→ What is expected: In the commercial real estate article, which company pre-leased 106K SF of the Oakland tower at 1100 Broadway?

→ Given text:
++++++++++

Intercontinental and Harvest will gradually continue renovation at the mostly leased building, which is 91% occupied by a mix of tech, media and banking tenants that includes Swedish tech company Hexagone, the logistics company Clearmetal and Bank of Guam. 

Intercontinental's interest in the Bay Area will likely persist across  property types, Logue said. The company partnered with Harvest in 2016 in the purchase of 60 South Market, a 234K SF Class-A office tower in downtown San Jose. Its partnership (The Key at 12th) with San Francisco-based developer Ellis Partners has already paid dividends as it heads to a 2020 opening: In April, Credit Karma pre-leased 106K SF of the Oakland tower at 1100 Broadway.

The Boston-based company's acquisition of 400 Montgomery is a bet that tenant demand for FiDi space will remain red-hot. Average asking rents for Class-A office space in the district topped $95 per SF in Q2, according to Colliers International

"Combining the historic character of the building with the modern and creative renovated interiors presents a unique combination that will appeal to tenants," Logue said.

Harvest is an Oakland-based developer working primarily through joint ventures across Northern California, like its redevelopment of a 540K SF Sunnyvale office space with Invesco

JLL’s Hanson, Rob Hielscher, Michel Seifer, Cheri Pierce, Kristina Wollan and Michael Manas served as exclusive advisers on the acquisition and recapitalization.

++++++++++

→ Data extract:
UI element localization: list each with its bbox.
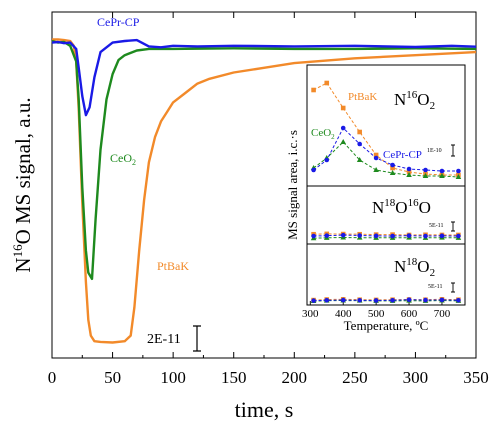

++++++++++

→ Complete answer: Credit Karma